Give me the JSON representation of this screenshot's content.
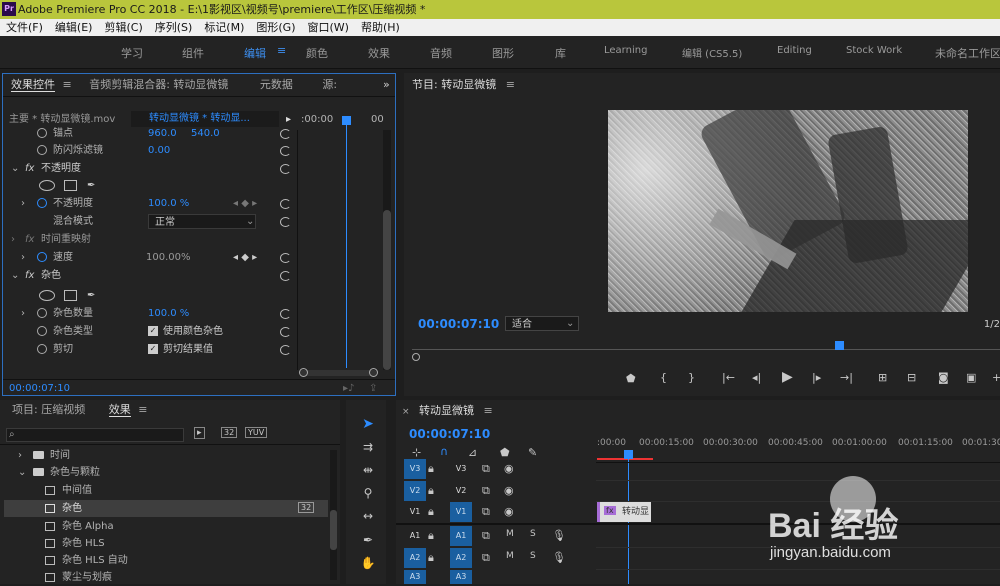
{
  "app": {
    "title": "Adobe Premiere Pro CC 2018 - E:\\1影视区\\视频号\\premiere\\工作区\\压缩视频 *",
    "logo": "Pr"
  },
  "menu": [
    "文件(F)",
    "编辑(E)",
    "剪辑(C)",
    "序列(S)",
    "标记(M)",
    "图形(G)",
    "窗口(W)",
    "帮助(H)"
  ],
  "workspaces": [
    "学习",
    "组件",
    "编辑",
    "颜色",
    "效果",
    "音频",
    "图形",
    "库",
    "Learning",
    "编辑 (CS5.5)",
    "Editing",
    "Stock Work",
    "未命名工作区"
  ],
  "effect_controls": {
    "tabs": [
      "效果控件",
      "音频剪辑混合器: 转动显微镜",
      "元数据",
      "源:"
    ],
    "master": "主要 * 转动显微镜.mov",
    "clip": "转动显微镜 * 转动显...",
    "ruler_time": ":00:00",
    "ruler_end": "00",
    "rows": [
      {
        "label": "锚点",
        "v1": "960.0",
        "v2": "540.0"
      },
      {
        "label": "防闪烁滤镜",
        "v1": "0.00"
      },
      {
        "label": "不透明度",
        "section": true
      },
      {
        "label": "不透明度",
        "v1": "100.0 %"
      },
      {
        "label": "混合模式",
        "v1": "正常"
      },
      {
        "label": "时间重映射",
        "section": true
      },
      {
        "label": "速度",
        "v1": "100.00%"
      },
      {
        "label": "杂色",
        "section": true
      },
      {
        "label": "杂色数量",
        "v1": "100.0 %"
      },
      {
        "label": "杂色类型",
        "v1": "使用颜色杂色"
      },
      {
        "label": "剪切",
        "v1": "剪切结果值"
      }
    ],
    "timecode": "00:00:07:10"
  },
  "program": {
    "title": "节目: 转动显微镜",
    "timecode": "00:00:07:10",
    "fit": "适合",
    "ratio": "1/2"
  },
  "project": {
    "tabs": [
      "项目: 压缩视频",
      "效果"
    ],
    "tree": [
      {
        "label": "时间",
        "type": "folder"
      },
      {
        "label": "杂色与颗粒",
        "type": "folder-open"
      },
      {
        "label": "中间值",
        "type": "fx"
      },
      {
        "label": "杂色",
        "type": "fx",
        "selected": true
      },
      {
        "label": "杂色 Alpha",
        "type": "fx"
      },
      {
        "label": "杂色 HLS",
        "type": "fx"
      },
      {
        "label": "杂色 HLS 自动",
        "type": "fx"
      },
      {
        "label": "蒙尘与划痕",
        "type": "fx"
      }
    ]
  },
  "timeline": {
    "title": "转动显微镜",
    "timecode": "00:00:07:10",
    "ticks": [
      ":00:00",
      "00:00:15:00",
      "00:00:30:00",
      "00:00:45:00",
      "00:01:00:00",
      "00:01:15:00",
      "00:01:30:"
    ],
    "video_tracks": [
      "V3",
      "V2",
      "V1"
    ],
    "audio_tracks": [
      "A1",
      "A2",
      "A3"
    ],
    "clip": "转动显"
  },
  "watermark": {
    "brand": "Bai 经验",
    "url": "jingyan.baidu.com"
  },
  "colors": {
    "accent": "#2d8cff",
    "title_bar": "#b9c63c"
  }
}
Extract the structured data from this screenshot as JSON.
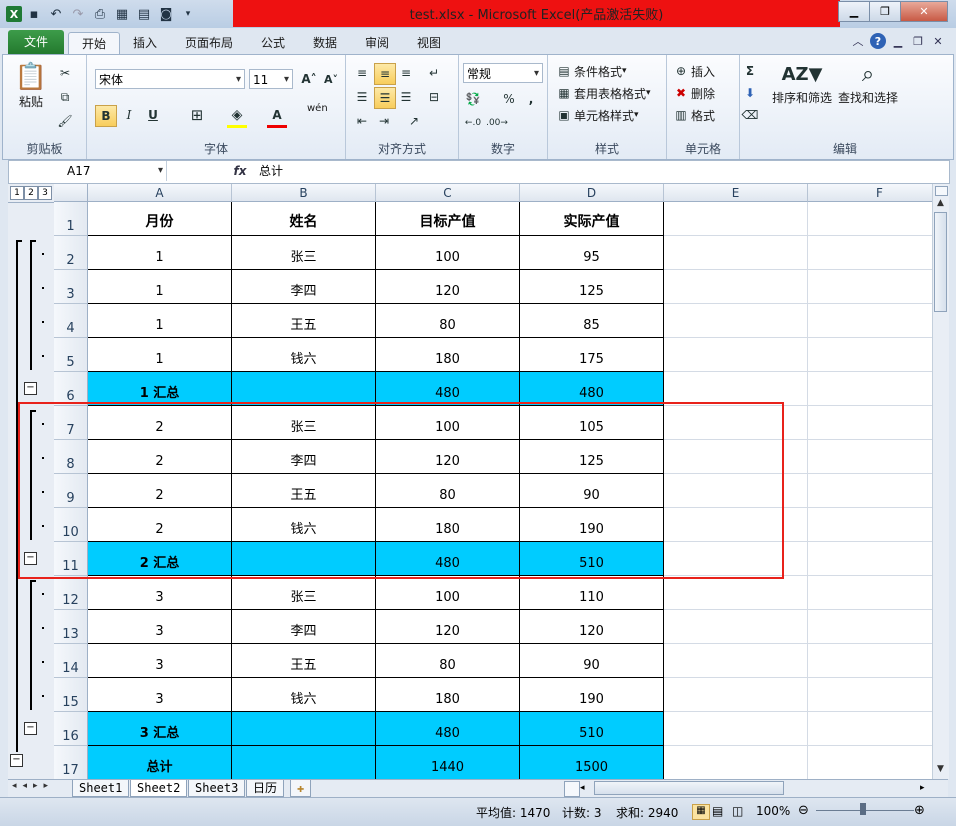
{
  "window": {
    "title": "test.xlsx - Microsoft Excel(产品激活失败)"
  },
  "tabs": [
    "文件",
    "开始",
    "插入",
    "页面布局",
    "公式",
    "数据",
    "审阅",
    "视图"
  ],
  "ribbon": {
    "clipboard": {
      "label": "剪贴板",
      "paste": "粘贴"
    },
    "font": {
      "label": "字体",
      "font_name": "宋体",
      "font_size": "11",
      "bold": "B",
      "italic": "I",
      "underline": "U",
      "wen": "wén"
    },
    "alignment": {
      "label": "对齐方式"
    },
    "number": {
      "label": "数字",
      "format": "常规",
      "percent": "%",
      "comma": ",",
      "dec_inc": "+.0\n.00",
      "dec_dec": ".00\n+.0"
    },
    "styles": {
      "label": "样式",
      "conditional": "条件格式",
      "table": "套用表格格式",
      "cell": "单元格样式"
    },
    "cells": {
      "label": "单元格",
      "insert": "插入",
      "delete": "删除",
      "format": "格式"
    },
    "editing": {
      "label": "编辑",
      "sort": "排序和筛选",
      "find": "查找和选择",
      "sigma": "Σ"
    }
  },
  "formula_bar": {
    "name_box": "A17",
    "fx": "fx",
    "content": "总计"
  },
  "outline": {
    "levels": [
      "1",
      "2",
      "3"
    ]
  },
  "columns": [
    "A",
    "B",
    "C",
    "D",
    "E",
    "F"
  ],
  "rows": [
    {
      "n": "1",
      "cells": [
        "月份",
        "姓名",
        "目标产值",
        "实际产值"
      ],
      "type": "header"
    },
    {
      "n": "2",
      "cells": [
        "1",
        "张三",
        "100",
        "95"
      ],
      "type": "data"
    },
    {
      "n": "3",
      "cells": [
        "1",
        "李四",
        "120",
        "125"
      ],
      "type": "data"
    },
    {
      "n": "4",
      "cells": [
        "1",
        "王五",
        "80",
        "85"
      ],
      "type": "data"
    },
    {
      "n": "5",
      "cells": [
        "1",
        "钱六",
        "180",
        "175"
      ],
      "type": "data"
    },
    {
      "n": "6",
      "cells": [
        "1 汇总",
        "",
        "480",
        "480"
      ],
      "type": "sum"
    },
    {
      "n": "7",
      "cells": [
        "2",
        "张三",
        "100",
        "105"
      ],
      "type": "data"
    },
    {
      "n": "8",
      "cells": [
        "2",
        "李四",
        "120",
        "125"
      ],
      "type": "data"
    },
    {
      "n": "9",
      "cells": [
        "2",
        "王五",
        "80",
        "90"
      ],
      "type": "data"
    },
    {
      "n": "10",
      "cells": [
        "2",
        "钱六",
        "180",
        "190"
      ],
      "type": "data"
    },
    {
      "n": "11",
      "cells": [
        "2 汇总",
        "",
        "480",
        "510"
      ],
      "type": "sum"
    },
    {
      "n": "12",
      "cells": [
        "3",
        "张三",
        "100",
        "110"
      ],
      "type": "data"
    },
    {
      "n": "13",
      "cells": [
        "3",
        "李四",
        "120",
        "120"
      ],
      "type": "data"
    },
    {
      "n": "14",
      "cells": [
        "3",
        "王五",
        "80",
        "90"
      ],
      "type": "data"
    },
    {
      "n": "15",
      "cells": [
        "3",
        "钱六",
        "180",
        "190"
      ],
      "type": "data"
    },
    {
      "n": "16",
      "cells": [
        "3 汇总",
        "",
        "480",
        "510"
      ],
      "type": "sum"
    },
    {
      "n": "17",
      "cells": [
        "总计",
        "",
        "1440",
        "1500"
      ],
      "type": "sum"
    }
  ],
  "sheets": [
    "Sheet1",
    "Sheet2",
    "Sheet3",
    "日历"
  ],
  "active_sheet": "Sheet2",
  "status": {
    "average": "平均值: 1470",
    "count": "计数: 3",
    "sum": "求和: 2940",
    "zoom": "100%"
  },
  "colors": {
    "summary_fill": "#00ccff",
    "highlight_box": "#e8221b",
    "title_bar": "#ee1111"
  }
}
□ □ □ □ □ □ □
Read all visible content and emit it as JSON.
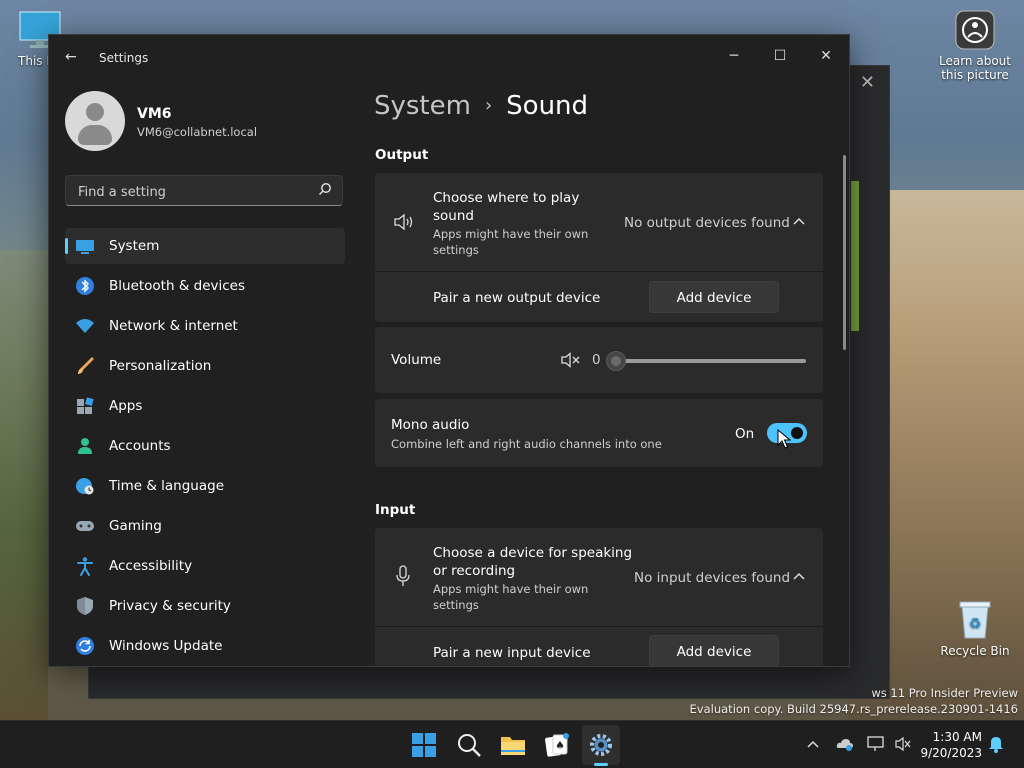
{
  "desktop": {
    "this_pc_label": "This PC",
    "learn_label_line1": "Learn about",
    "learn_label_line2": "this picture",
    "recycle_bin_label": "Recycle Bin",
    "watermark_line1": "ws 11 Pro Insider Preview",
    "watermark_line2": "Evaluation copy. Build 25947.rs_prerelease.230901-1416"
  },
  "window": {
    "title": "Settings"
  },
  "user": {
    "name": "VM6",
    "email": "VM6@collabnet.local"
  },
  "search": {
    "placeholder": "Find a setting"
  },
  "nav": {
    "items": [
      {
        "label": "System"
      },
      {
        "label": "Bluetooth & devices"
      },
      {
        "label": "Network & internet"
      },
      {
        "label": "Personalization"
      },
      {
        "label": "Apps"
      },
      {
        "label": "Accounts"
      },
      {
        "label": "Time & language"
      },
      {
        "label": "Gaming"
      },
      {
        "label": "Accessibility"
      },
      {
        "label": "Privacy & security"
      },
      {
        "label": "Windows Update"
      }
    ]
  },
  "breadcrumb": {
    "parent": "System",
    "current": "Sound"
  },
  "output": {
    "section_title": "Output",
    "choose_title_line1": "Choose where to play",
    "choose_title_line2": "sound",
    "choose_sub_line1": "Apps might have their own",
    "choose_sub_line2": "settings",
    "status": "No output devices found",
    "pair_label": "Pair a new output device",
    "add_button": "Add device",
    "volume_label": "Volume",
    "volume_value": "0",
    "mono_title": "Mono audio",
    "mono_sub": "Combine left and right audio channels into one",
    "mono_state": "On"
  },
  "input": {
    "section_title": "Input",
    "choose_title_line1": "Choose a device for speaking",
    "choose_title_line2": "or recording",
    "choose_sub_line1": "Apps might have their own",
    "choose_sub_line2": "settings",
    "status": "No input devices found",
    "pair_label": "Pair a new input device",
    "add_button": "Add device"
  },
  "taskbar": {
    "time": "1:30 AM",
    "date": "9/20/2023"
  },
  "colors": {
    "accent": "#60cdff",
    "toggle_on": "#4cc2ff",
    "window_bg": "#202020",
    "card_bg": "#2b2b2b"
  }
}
□ □ □ □ □ □ □
# [AIM]
Gather each line of the listing containing the word "status" and show it.

# [RESPONSE]
  "status": {
    "status": "No output devices found",
    "status": "No input devices found",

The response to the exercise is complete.